Exercise aim: Transcribe every line exactly. Leave the pictures behind.

[Dataset excerpt]

-- BEGIN --

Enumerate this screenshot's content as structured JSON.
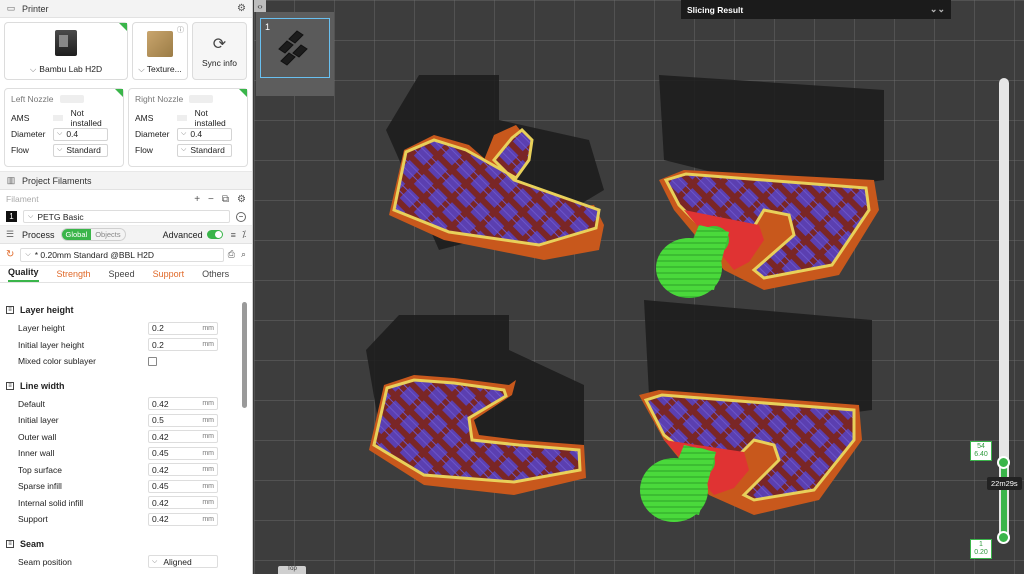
{
  "printer": {
    "section_title": "Printer",
    "name": "Bambu Lab H2D",
    "plate": "Texture...",
    "sync_label": "Sync info"
  },
  "nozzles": [
    {
      "title": "Left Nozzle",
      "ams_label": "AMS",
      "ams_value": "Not installed",
      "diameter_label": "Diameter",
      "diameter": "0.4",
      "flow_label": "Flow",
      "flow": "Standard"
    },
    {
      "title": "Right Nozzle",
      "ams_label": "AMS",
      "ams_value": "Not installed",
      "diameter_label": "Diameter",
      "diameter": "0.4",
      "flow_label": "Flow",
      "flow": "Standard"
    }
  ],
  "filaments": {
    "section_title": "Project Filaments",
    "header": "Filament",
    "items": [
      {
        "num": "1",
        "name": "PETG Basic",
        "color": "#111111"
      }
    ]
  },
  "process": {
    "section_title": "Process",
    "scope_global": "Global",
    "scope_objects": "Objects",
    "advanced_label": "Advanced",
    "preset": "* 0.20mm Standard @BBL H2D",
    "tabs": [
      "Quality",
      "Strength",
      "Speed",
      "Support",
      "Others"
    ],
    "groups": [
      {
        "title": "Layer height",
        "params": [
          {
            "label": "Layer height",
            "value": "0.2",
            "unit": "mm",
            "kind": "num"
          },
          {
            "label": "Initial layer height",
            "value": "0.2",
            "unit": "mm",
            "kind": "num"
          },
          {
            "label": "Mixed color sublayer",
            "value": "",
            "unit": "",
            "kind": "check"
          }
        ]
      },
      {
        "title": "Line width",
        "params": [
          {
            "label": "Default",
            "value": "0.42",
            "unit": "mm",
            "kind": "num"
          },
          {
            "label": "Initial layer",
            "value": "0.5",
            "unit": "mm",
            "kind": "num"
          },
          {
            "label": "Outer wall",
            "value": "0.42",
            "unit": "mm",
            "kind": "num"
          },
          {
            "label": "Inner wall",
            "value": "0.45",
            "unit": "mm",
            "kind": "num"
          },
          {
            "label": "Top surface",
            "value": "0.42",
            "unit": "mm",
            "kind": "num"
          },
          {
            "label": "Sparse infill",
            "value": "0.45",
            "unit": "mm",
            "kind": "num"
          },
          {
            "label": "Internal solid infill",
            "value": "0.42",
            "unit": "mm",
            "kind": "num"
          },
          {
            "label": "Support",
            "value": "0.42",
            "unit": "mm",
            "kind": "num"
          }
        ]
      },
      {
        "title": "Seam",
        "params": [
          {
            "label": "Seam position",
            "value": "Aligned",
            "unit": "",
            "kind": "select"
          }
        ]
      }
    ]
  },
  "viewport": {
    "plate_number": "1",
    "slicing_title": "Slicing Result",
    "top_layer": "54",
    "top_height": "6.40",
    "bottom_layer": "1",
    "bottom_height": "0.20",
    "time": "22m29s",
    "top_button": "Top"
  }
}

-- END --

Written answer:
Enumerate this screenshot's content as structured JSON.
{
  "printer": {
    "section_title": "Printer",
    "name": "Bambu Lab H2D",
    "plate": "Texture...",
    "sync_label": "Sync info"
  },
  "nozzles": [
    {
      "title": "Left Nozzle",
      "ams_label": "AMS",
      "ams_value": "Not installed",
      "diameter_label": "Diameter",
      "diameter": "0.4",
      "flow_label": "Flow",
      "flow": "Standard"
    },
    {
      "title": "Right Nozzle",
      "ams_label": "AMS",
      "ams_value": "Not installed",
      "diameter_label": "Diameter",
      "diameter": "0.4",
      "flow_label": "Flow",
      "flow": "Standard"
    }
  ],
  "filaments": {
    "section_title": "Project Filaments",
    "header": "Filament",
    "items": [
      {
        "num": "1",
        "name": "PETG Basic",
        "color": "#111111"
      }
    ]
  },
  "process": {
    "section_title": "Process",
    "scope_global": "Global",
    "scope_objects": "Objects",
    "advanced_label": "Advanced",
    "preset": "* 0.20mm Standard @BBL H2D",
    "tabs": [
      "Quality",
      "Strength",
      "Speed",
      "Support",
      "Others"
    ],
    "groups": [
      {
        "title": "Layer height",
        "params": [
          {
            "label": "Layer height",
            "value": "0.2",
            "unit": "mm",
            "kind": "num"
          },
          {
            "label": "Initial layer height",
            "value": "0.2",
            "unit": "mm",
            "kind": "num"
          },
          {
            "label": "Mixed color sublayer",
            "value": "",
            "unit": "",
            "kind": "check"
          }
        ]
      },
      {
        "title": "Line width",
        "params": [
          {
            "label": "Default",
            "value": "0.42",
            "unit": "mm",
            "kind": "num"
          },
          {
            "label": "Initial layer",
            "value": "0.5",
            "unit": "mm",
            "kind": "num"
          },
          {
            "label": "Outer wall",
            "value": "0.42",
            "unit": "mm",
            "kind": "num"
          },
          {
            "label": "Inner wall",
            "value": "0.45",
            "unit": "mm",
            "kind": "num"
          },
          {
            "label": "Top surface",
            "value": "0.42",
            "unit": "mm",
            "kind": "num"
          },
          {
            "label": "Sparse infill",
            "value": "0.45",
            "unit": "mm",
            "kind": "num"
          },
          {
            "label": "Internal solid infill",
            "value": "0.42",
            "unit": "mm",
            "kind": "num"
          },
          {
            "label": "Support",
            "value": "0.42",
            "unit": "mm",
            "kind": "num"
          }
        ]
      },
      {
        "title": "Seam",
        "params": [
          {
            "label": "Seam position",
            "value": "Aligned",
            "unit": "",
            "kind": "select"
          }
        ]
      }
    ]
  },
  "viewport": {
    "plate_number": "1",
    "slicing_title": "Slicing Result",
    "top_layer": "54",
    "top_height": "6.40",
    "bottom_layer": "1",
    "bottom_height": "0.20",
    "time": "22m29s",
    "top_button": "Top"
  }
}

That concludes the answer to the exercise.